--- start of Data provided ---

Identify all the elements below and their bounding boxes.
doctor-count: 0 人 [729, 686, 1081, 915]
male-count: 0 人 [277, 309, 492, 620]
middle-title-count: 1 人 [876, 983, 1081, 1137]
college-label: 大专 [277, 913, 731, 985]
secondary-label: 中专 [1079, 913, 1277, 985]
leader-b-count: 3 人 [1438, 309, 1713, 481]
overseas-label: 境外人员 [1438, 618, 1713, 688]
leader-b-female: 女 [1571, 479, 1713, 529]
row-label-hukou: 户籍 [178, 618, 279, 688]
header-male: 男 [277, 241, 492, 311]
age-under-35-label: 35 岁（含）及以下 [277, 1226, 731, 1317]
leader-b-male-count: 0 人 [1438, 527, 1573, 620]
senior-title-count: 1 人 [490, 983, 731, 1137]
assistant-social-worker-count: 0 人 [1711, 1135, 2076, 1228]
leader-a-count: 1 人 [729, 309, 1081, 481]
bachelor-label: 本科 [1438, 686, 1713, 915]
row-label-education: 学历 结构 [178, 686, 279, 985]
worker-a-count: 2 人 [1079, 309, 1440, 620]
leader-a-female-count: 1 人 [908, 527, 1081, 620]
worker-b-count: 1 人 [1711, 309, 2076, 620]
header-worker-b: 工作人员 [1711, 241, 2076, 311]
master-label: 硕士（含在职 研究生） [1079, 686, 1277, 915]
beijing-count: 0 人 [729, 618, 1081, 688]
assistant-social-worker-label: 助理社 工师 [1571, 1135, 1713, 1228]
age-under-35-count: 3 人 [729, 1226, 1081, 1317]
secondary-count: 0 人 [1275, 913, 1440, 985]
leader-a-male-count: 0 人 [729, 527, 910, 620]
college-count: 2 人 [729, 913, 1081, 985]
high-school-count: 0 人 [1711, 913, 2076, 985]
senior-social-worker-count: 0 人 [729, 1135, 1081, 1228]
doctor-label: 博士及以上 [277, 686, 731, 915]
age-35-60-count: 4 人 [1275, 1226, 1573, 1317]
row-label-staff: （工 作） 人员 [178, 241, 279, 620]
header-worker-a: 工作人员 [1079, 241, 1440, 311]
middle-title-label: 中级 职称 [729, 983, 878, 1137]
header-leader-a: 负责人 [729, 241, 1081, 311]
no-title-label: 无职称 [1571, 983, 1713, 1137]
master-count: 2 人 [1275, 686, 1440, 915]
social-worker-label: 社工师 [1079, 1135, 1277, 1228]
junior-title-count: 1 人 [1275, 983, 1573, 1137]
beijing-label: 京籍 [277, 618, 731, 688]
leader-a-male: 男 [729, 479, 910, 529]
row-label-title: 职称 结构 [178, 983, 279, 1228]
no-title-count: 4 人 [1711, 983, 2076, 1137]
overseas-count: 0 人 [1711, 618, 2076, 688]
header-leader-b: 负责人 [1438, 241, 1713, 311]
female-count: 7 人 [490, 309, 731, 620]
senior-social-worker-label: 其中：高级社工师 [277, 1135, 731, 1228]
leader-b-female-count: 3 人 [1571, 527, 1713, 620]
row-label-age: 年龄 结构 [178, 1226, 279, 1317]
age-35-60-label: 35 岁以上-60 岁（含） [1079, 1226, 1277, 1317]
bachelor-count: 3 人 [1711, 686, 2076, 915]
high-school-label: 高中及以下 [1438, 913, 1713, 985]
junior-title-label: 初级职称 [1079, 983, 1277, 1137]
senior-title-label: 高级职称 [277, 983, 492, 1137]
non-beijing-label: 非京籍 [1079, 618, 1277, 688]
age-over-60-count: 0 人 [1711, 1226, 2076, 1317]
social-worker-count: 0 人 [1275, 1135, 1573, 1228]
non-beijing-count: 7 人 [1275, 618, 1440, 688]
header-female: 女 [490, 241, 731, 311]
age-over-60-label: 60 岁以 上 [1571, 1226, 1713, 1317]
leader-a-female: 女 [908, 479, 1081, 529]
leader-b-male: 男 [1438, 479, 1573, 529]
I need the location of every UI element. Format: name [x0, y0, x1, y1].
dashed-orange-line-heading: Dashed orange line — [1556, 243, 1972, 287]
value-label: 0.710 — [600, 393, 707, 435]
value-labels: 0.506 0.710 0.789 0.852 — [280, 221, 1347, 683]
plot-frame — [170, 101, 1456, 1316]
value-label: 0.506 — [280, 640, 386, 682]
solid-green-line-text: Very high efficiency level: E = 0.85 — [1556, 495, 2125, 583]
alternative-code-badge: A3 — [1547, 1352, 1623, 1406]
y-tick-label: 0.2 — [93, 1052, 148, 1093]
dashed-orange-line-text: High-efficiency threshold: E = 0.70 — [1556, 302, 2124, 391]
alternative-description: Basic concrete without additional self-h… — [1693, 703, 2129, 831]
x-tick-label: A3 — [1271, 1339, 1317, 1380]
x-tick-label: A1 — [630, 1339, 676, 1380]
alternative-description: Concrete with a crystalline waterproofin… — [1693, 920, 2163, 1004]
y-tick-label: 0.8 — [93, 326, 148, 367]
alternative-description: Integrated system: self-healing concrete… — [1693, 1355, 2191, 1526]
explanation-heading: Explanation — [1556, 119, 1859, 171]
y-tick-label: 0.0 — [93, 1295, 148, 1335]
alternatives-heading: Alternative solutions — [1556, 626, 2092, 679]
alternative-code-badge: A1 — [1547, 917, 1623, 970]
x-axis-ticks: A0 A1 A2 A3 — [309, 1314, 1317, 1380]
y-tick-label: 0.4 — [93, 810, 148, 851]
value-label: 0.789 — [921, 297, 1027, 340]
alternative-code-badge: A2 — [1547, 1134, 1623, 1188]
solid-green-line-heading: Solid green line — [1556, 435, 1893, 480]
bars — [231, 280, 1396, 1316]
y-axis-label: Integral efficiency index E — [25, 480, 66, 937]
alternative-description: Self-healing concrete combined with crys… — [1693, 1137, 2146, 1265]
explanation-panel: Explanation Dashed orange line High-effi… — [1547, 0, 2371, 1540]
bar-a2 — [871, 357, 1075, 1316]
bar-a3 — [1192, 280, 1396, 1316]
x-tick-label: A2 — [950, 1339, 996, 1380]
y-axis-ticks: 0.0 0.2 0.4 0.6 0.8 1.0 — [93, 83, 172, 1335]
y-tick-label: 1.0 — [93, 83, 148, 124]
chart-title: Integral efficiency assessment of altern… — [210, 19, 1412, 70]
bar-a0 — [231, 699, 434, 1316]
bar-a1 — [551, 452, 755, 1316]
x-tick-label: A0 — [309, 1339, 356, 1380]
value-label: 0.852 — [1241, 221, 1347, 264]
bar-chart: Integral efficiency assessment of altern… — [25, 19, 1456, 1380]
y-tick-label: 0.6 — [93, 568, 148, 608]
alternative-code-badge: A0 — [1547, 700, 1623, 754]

--- end of Data provided ---

→ Given task: Can you reproduce every one of the entries above, line by line and word for word?

→ Solved exercise:
Identify all the elements below and their bounding boxes.
doctor-count: 0 人 [729, 686, 1081, 915]
male-count: 0 人 [277, 309, 492, 620]
middle-title-count: 1 人 [876, 983, 1081, 1137]
college-label: 大专 [277, 913, 731, 985]
secondary-label: 中专 [1079, 913, 1277, 985]
leader-b-count: 3 人 [1438, 309, 1713, 481]
overseas-label: 境外人员 [1438, 618, 1713, 688]
leader-b-female: 女 [1571, 479, 1713, 529]
row-label-hukou: 户籍 [178, 618, 279, 688]
header-male: 男 [277, 241, 492, 311]
age-under-35-label: 35 岁（含）及以下 [277, 1226, 731, 1317]
leader-b-male-count: 0 人 [1438, 527, 1573, 620]
senior-title-count: 1 人 [490, 983, 731, 1137]
assistant-social-worker-count: 0 人 [1711, 1135, 2076, 1228]
leader-a-count: 1 人 [729, 309, 1081, 481]
bachelor-label: 本科 [1438, 686, 1713, 915]
row-label-education: 学历 结构 [178, 686, 279, 985]
worker-a-count: 2 人 [1079, 309, 1440, 620]
leader-a-female-count: 1 人 [908, 527, 1081, 620]
worker-b-count: 1 人 [1711, 309, 2076, 620]
header-worker-b: 工作人员 [1711, 241, 2076, 311]
master-label: 硕士（含在职 研究生） [1079, 686, 1277, 915]
beijing-count: 0 人 [729, 618, 1081, 688]
assistant-social-worker-label: 助理社 工师 [1571, 1135, 1713, 1228]
age-under-35-count: 3 人 [729, 1226, 1081, 1317]
secondary-count: 0 人 [1275, 913, 1440, 985]
leader-a-male-count: 0 人 [729, 527, 910, 620]
college-count: 2 人 [729, 913, 1081, 985]
high-school-count: 0 人 [1711, 913, 2076, 985]
senior-social-worker-count: 0 人 [729, 1135, 1081, 1228]
doctor-label: 博士及以上 [277, 686, 731, 915]
age-35-60-count: 4 人 [1275, 1226, 1573, 1317]
row-label-staff: （工 作） 人员 [178, 241, 279, 620]
header-worker-a: 工作人员 [1079, 241, 1440, 311]
middle-title-label: 中级 职称 [729, 983, 878, 1137]
header-leader-a: 负责人 [729, 241, 1081, 311]
no-title-label: 无职称 [1571, 983, 1713, 1137]
master-count: 2 人 [1275, 686, 1440, 915]
social-worker-label: 社工师 [1079, 1135, 1277, 1228]
junior-title-count: 1 人 [1275, 983, 1573, 1137]
beijing-label: 京籍 [277, 618, 731, 688]
leader-a-male: 男 [729, 479, 910, 529]
row-label-title: 职称 结构 [178, 983, 279, 1228]
no-title-count: 4 人 [1711, 983, 2076, 1137]
overseas-count: 0 人 [1711, 618, 2076, 688]
header-leader-b: 负责人 [1438, 241, 1713, 311]
female-count: 7 人 [490, 309, 731, 620]
senior-social-worker-label: 其中：高级社工师 [277, 1135, 731, 1228]
leader-b-female-count: 3 人 [1571, 527, 1713, 620]
row-label-age: 年龄 结构 [178, 1226, 279, 1317]
age-35-60-label: 35 岁以上-60 岁（含） [1079, 1226, 1277, 1317]
bachelor-count: 3 人 [1711, 686, 2076, 915]
high-school-label: 高中及以下 [1438, 913, 1713, 985]
junior-title-label: 初级职称 [1079, 983, 1277, 1137]
senior-title-label: 高级职称 [277, 983, 492, 1137]
non-beijing-label: 非京籍 [1079, 618, 1277, 688]
age-over-60-count: 0 人 [1711, 1226, 2076, 1317]
social-worker-count: 0 人 [1275, 1135, 1573, 1228]
non-beijing-count: 7 人 [1275, 618, 1440, 688]
header-female: 女 [490, 241, 731, 311]
age-over-60-label: 60 岁以 上 [1571, 1226, 1713, 1317]
leader-a-female: 女 [908, 479, 1081, 529]
leader-b-male: 男 [1438, 479, 1573, 529]
I need the location of every UI element. Format: name [x0, y0, x1, y1].
dashed-orange-line-heading: Dashed orange line — [1556, 243, 1972, 287]
value-label: 0.710 — [600, 393, 707, 435]
value-labels: 0.506 0.710 0.789 0.852 — [280, 221, 1347, 683]
plot-frame — [170, 101, 1456, 1316]
value-label: 0.506 — [280, 640, 386, 682]
solid-green-line-text: Very high efficiency level: E = 0.85 — [1556, 495, 2125, 583]
alternative-code-badge: A3 — [1547, 1352, 1623, 1406]
y-tick-label: 0.2 — [93, 1052, 148, 1093]
dashed-orange-line-text: High-efficiency threshold: E = 0.70 — [1556, 302, 2124, 391]
alternative-description: Basic concrete without additional self-h… — [1693, 703, 2129, 831]
x-tick-label: A3 — [1271, 1339, 1317, 1380]
x-tick-label: A1 — [630, 1339, 676, 1380]
alternative-description: Concrete with a crystalline waterproofin… — [1693, 920, 2163, 1004]
y-tick-label: 0.8 — [93, 326, 148, 367]
alternative-description: Integrated system: self-healing concrete… — [1693, 1355, 2191, 1526]
explanation-heading: Explanation — [1556, 119, 1859, 171]
y-tick-label: 0.0 — [93, 1295, 148, 1335]
alternatives-heading: Alternative solutions — [1556, 626, 2092, 679]
alternative-code-badge: A1 — [1547, 917, 1623, 970]
x-axis-ticks: A0 A1 A2 A3 — [309, 1314, 1317, 1380]
y-tick-label: 0.4 — [93, 810, 148, 851]
value-label: 0.789 — [921, 297, 1027, 340]
alternative-code-badge: A2 — [1547, 1134, 1623, 1188]
solid-green-line-heading: Solid green line — [1556, 435, 1893, 480]
bars — [231, 280, 1396, 1316]
y-axis-label: Integral efficiency index E — [25, 480, 66, 937]
alternative-description: Self-healing concrete combined with crys… — [1693, 1137, 2146, 1265]
explanation-panel: Explanation Dashed orange line High-effi… — [1547, 0, 2371, 1540]
bar-a2 — [871, 357, 1075, 1316]
bar-a3 — [1192, 280, 1396, 1316]
x-tick-label: A2 — [950, 1339, 996, 1380]
y-axis-ticks: 0.0 0.2 0.4 0.6 0.8 1.0 — [93, 83, 172, 1335]
y-tick-label: 1.0 — [93, 83, 148, 124]
chart-title: Integral efficiency assessment of altern… — [210, 19, 1412, 70]
bar-a0 — [231, 699, 434, 1316]
bar-a1 — [551, 452, 755, 1316]
x-tick-label: A0 — [309, 1339, 356, 1380]
value-label: 0.852 — [1241, 221, 1347, 264]
bar-chart: Integral efficiency assessment of altern… — [25, 19, 1456, 1380]
y-tick-label: 0.6 — [93, 568, 148, 608]
alternative-code-badge: A0 — [1547, 700, 1623, 754]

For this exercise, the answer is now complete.